## Stated exercise
Look for "handle" in the listing below. Gather each line that contains it.

## Data lines
——————

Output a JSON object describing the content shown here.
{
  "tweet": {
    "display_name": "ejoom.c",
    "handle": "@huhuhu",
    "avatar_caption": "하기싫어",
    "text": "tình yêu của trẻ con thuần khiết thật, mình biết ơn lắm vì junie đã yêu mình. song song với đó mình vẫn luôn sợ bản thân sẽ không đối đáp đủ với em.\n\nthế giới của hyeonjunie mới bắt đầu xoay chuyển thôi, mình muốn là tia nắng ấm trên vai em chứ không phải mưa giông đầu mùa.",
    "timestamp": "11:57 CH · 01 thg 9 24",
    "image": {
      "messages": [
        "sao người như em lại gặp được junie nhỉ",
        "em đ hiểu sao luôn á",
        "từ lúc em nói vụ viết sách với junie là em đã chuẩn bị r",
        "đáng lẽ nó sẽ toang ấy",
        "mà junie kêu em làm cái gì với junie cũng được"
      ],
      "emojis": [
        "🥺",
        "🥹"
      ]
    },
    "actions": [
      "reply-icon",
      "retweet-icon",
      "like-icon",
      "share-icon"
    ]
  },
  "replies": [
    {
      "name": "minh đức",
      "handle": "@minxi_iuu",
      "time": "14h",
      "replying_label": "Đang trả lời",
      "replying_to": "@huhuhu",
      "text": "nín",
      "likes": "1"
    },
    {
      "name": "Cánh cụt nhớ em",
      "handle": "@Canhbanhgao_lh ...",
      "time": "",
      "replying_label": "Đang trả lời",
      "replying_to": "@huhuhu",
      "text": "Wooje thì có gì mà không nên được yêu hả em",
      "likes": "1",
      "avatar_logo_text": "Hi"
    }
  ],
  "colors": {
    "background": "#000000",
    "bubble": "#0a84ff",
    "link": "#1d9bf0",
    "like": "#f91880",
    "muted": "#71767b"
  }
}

——————

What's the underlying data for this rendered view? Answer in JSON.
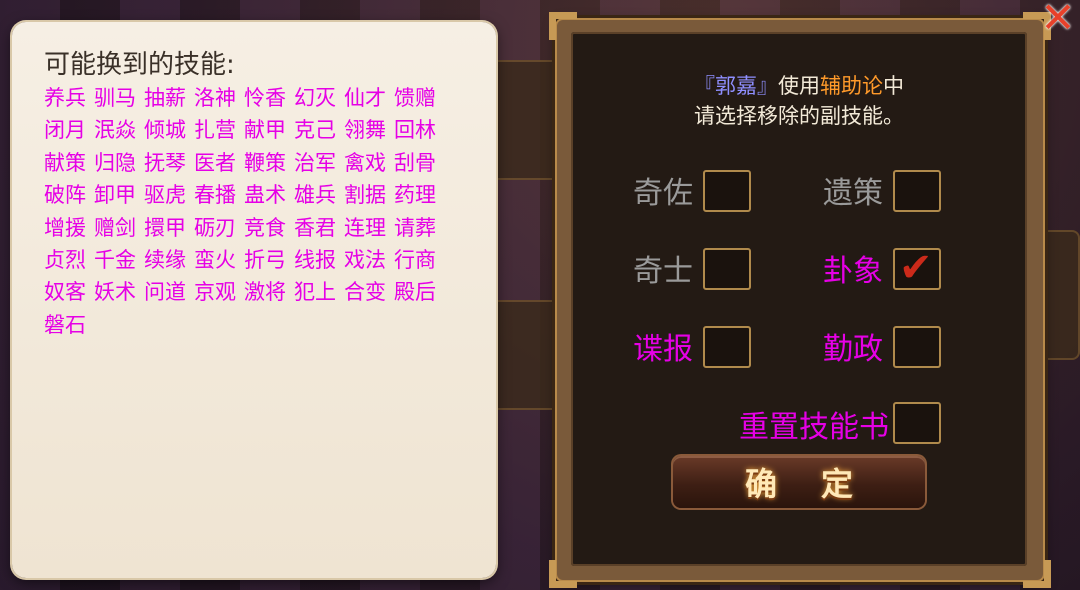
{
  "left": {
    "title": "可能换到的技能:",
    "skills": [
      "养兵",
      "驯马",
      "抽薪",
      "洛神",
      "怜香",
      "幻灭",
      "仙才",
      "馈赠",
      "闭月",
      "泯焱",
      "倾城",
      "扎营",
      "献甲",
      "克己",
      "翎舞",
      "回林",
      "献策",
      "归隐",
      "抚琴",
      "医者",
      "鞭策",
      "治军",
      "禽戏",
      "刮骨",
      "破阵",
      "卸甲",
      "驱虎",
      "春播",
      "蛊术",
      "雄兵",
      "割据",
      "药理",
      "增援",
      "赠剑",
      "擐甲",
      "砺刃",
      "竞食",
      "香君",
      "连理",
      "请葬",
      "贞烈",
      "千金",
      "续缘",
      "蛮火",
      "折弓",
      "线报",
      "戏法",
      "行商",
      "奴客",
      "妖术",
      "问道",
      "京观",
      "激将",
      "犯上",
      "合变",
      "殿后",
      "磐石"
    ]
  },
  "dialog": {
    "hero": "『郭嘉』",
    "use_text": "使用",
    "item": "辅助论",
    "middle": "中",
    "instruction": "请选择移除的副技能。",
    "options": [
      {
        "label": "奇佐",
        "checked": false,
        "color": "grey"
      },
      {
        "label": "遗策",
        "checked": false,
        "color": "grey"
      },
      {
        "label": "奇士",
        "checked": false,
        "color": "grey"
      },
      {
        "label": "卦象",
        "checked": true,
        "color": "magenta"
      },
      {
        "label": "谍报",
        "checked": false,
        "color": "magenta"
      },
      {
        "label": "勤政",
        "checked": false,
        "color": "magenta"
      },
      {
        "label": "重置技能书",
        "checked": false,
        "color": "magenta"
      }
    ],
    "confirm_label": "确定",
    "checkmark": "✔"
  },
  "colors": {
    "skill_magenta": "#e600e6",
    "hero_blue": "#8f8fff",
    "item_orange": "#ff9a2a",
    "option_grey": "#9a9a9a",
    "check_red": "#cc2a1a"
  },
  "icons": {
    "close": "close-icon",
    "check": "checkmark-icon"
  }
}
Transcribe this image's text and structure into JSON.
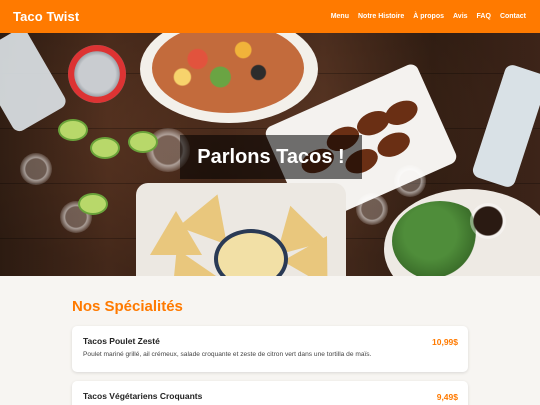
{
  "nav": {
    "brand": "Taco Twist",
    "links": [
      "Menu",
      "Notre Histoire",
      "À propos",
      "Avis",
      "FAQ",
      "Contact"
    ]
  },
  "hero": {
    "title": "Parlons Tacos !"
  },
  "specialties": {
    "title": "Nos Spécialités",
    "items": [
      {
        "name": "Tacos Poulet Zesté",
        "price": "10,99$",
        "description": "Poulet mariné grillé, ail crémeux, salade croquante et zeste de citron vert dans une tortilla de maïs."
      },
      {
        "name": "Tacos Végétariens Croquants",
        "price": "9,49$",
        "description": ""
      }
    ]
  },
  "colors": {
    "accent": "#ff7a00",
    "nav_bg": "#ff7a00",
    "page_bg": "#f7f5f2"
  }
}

——————

## Answer to the task
    "handle": "@huhuhu",
      "handle": "@minxi_iuu",
      "handle": "@Canhbanhgao_lh ...",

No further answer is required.